*Given request*. Copy out the entries below word for word, leaving out the pictures.

*Data to process*.
□ □ □

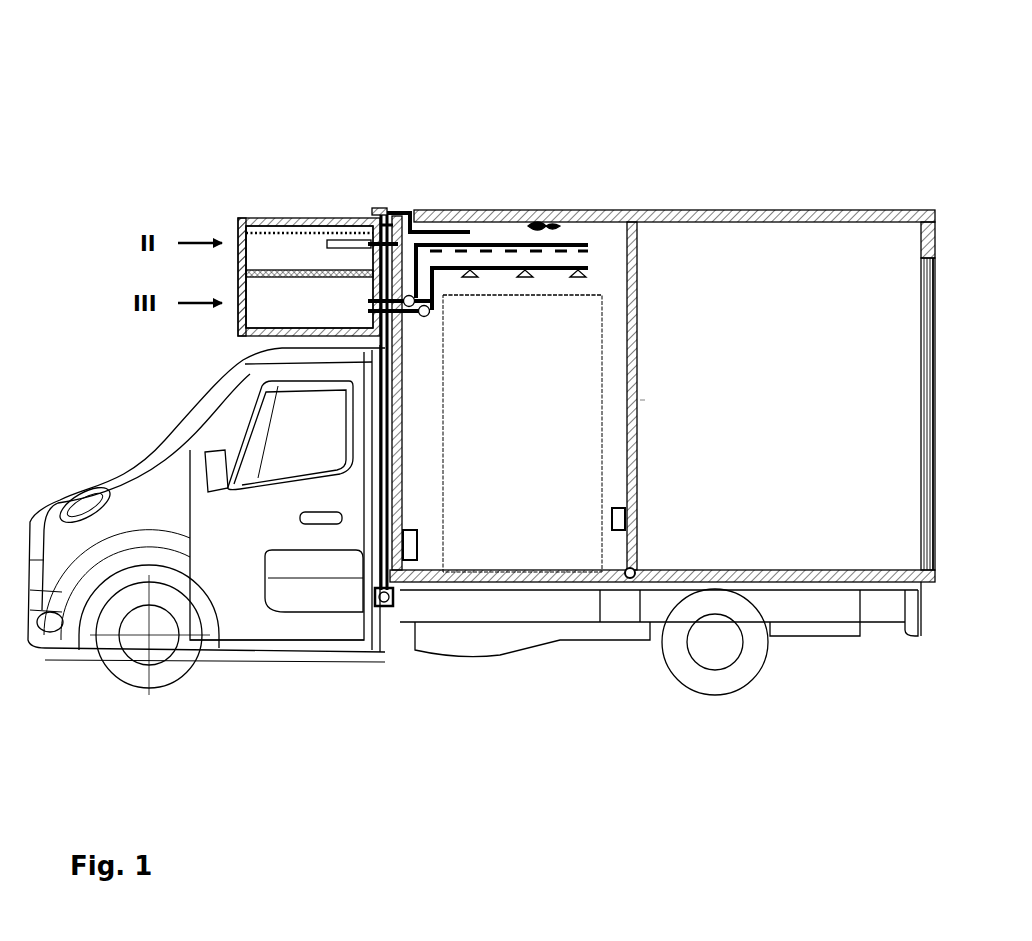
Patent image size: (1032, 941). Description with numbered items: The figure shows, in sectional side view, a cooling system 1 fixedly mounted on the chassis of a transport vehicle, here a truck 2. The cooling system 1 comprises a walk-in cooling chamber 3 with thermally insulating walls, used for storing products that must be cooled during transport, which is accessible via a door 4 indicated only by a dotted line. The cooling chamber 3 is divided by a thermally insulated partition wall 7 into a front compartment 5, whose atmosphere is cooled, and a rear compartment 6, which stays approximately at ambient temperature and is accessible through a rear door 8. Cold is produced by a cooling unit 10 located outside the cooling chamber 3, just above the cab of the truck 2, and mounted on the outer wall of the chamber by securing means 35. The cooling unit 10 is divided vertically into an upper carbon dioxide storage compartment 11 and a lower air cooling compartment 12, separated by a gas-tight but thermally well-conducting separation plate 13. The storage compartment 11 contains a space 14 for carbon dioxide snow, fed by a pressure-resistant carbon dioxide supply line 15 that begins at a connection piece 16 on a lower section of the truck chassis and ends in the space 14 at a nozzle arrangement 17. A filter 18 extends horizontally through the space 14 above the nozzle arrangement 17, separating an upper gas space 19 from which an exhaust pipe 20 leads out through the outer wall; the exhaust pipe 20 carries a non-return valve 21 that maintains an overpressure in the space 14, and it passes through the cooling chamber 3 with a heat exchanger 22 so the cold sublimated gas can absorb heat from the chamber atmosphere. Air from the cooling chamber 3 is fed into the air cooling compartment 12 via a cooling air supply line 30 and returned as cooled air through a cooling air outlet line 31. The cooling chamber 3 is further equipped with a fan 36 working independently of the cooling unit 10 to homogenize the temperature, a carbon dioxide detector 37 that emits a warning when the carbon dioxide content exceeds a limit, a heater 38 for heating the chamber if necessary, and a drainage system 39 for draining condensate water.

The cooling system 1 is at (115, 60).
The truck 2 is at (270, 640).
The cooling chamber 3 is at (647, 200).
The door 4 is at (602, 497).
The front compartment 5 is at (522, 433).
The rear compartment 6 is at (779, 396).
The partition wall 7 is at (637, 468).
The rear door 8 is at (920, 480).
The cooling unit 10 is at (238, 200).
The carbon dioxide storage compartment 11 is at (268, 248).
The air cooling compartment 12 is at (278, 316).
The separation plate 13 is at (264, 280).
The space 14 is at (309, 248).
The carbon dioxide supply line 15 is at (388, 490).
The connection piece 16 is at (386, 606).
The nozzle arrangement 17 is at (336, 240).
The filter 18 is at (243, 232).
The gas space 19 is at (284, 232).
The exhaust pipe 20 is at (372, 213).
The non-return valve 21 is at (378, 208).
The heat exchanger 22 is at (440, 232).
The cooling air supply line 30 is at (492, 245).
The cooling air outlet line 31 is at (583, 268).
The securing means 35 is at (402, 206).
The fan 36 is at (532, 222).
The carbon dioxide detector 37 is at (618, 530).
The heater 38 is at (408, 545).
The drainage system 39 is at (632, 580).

□ □ □

*Exercise response*.
Patent image size: (1032, 941). Description with numbered items: The figure shows, in sectional side view, a cooling system 1 fixedly mounted on the chassis of a transport vehicle, here a truck 2. The cooling system 1 comprises a walk-in cooling chamber 3 with thermally insulating walls, used for storing products that must be cooled during transport, which is accessible via a door 4 indicated only by a dotted line. The cooling chamber 3 is divided by a thermally insulated partition wall 7 into a front compartment 5, whose atmosphere is cooled, and a rear compartment 6, which stays approximately at ambient temperature and is accessible through a rear door 8. Cold is produced by a cooling unit 10 located outside the cooling chamber 3, just above the cab of the truck 2, and mounted on the outer wall of the chamber by securing means 35. The cooling unit 10 is divided vertically into an upper carbon dioxide storage compartment 11 and a lower air cooling compartment 12, separated by a gas-tight but thermally well-conducting separation plate 13. The storage compartment 11 contains a space 14 for carbon dioxide snow, fed by a pressure-resistant carbon dioxide supply line 15 that begins at a connection piece 16 on a lower section of the truck chassis and ends in the space 14 at a nozzle arrangement 17. A filter 18 extends horizontally through the space 14 above the nozzle arrangement 17, separating an upper gas space 19 from which an exhaust pipe 20 leads out through the outer wall; the exhaust pipe 20 carries a non-return valve 21 that maintains an overpressure in the space 14, and it passes through the cooling chamber 3 with a heat exchanger 22 so the cold sublimated gas can absorb heat from the chamber atmosphere. Air from the cooling chamber 3 is fed into the air cooling compartment 12 via a cooling air supply line 30 and returned as cooled air through a cooling air outlet line 31. The cooling chamber 3 is further equipped with a fan 36 working independently of the cooling unit 10 to homogenize the temperature, a carbon dioxide detector 37 that emits a warning when the carbon dioxide content exceeds a limit, a heater 38 for heating the chamber if necessary, and a drainage system 39 for draining condensate water.

The cooling system 1 is at (115, 60).
The truck 2 is at (270, 640).
The cooling chamber 3 is at (647, 200).
The door 4 is at (602, 497).
The front compartment 5 is at (522, 433).
The rear compartment 6 is at (779, 396).
The partition wall 7 is at (637, 468).
The rear door 8 is at (920, 480).
The cooling unit 10 is at (238, 200).
The carbon dioxide storage compartment 11 is at (268, 248).
The air cooling compartment 12 is at (278, 316).
The separation plate 13 is at (264, 280).
The space 14 is at (309, 248).
The carbon dioxide supply line 15 is at (388, 490).
The connection piece 16 is at (386, 606).
The nozzle arrangement 17 is at (336, 240).
The filter 18 is at (243, 232).
The gas space 19 is at (284, 232).
The exhaust pipe 20 is at (372, 213).
The non-return valve 21 is at (378, 208).
The heat exchanger 22 is at (440, 232).
The cooling air supply line 30 is at (492, 245).
The cooling air outlet line 31 is at (583, 268).
The securing means 35 is at (402, 206).
The fan 36 is at (532, 222).
The carbon dioxide detector 37 is at (618, 530).
The heater 38 is at (408, 545).
The drainage system 39 is at (632, 580).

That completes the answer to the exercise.